── INFORMATION PROVIDED ──

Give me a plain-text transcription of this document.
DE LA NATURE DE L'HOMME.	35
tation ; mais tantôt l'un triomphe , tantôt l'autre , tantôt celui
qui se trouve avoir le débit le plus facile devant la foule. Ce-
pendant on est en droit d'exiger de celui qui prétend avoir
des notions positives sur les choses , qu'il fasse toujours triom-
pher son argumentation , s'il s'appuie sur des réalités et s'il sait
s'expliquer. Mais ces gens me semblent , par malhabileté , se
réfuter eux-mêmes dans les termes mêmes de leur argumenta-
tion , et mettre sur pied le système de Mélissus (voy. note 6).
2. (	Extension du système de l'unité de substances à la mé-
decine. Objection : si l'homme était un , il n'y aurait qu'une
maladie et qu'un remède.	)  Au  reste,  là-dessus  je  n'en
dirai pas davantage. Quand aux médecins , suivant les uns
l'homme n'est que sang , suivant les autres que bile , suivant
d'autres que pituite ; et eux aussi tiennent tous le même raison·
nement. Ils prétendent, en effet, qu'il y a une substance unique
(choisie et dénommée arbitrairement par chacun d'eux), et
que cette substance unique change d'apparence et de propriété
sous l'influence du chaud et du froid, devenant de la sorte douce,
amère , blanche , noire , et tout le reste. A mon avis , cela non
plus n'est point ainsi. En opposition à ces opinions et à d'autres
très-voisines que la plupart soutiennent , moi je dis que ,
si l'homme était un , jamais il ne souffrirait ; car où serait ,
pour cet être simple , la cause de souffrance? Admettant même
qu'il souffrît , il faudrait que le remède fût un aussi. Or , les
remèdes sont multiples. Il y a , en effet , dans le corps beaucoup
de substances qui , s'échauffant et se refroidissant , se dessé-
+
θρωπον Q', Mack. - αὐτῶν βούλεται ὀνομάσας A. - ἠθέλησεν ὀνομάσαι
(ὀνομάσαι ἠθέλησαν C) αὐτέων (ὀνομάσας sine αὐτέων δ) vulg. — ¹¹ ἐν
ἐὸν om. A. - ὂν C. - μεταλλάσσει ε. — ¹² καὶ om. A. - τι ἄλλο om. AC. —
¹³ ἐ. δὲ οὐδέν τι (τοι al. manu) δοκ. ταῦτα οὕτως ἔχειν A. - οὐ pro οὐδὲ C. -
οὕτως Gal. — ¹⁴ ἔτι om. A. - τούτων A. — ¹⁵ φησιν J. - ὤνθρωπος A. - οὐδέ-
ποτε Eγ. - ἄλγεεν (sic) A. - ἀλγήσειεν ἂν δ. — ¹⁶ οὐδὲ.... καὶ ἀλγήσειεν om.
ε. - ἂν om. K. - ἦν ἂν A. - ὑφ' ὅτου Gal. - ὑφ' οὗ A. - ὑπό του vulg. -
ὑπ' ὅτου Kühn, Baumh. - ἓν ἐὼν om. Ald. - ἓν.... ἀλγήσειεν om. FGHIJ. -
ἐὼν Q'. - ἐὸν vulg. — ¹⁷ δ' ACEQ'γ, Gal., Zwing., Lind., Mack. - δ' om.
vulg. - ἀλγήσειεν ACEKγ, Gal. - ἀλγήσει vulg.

───

GIVEN TASK: Extract all lines from the data in which "système" is found.

RESPONSE TO THE EXERCISE:
tion , et mettre sur pied le système de Mélissus (voy. note 6).
2. (	Extension du système de l'unité de substances à la mé-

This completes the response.